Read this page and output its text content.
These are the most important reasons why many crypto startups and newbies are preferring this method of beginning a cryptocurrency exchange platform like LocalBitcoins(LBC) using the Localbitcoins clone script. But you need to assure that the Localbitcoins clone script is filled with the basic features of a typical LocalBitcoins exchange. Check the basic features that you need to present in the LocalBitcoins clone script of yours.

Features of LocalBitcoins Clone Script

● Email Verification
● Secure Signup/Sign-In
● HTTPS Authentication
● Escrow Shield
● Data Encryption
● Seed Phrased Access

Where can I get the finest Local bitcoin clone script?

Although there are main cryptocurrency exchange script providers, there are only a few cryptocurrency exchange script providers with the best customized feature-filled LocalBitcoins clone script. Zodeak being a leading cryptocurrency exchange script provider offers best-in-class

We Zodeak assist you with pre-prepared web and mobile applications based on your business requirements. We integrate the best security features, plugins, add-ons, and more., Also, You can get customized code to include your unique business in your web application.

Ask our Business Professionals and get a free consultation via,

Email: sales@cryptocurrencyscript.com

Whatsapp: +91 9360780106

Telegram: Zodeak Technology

→ PROBLEM TO WORK ON:
Search the listing for the word "Email" and return each line that holds it.

→ FINISHED ANSWER:
● Email Verification
Email: sales@cryptocurrencyscript.com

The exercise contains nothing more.